Stored data =

■ ■ ■ ■ ■ ■ ■

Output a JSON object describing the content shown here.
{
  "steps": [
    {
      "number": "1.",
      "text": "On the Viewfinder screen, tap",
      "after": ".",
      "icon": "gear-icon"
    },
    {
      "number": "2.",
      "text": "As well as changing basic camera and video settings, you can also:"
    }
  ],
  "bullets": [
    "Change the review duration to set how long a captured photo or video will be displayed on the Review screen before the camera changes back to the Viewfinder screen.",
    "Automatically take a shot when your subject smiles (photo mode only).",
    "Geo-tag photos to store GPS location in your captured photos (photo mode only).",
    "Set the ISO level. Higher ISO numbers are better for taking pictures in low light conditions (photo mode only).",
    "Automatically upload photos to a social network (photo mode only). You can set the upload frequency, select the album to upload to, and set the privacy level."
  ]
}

■ ■ ■ ■ ■ ■ ■

Direction =
All of the records must be retyped exactly as they are.

Solution to this task =
Output a JSON object describing the content shown here.
{
  "steps": [
    {
      "number": "1.",
      "text": "On the Viewfinder screen, tap",
      "after": ".",
      "icon": "gear-icon"
    },
    {
      "number": "2.",
      "text": "As well as changing basic camera and video settings, you can also:"
    }
  ],
  "bullets": [
    "Change the review duration to set how long a captured photo or video will be displayed on the Review screen before the camera changes back to the Viewfinder screen.",
    "Automatically take a shot when your subject smiles (photo mode only).",
    "Geo-tag photos to store GPS location in your captured photos (photo mode only).",
    "Set the ISO level. Higher ISO numbers are better for taking pictures in low light conditions (photo mode only).",
    "Automatically upload photos to a social network (photo mode only). You can set the upload frequency, select the album to upload to, and set the privacy level."
  ]
}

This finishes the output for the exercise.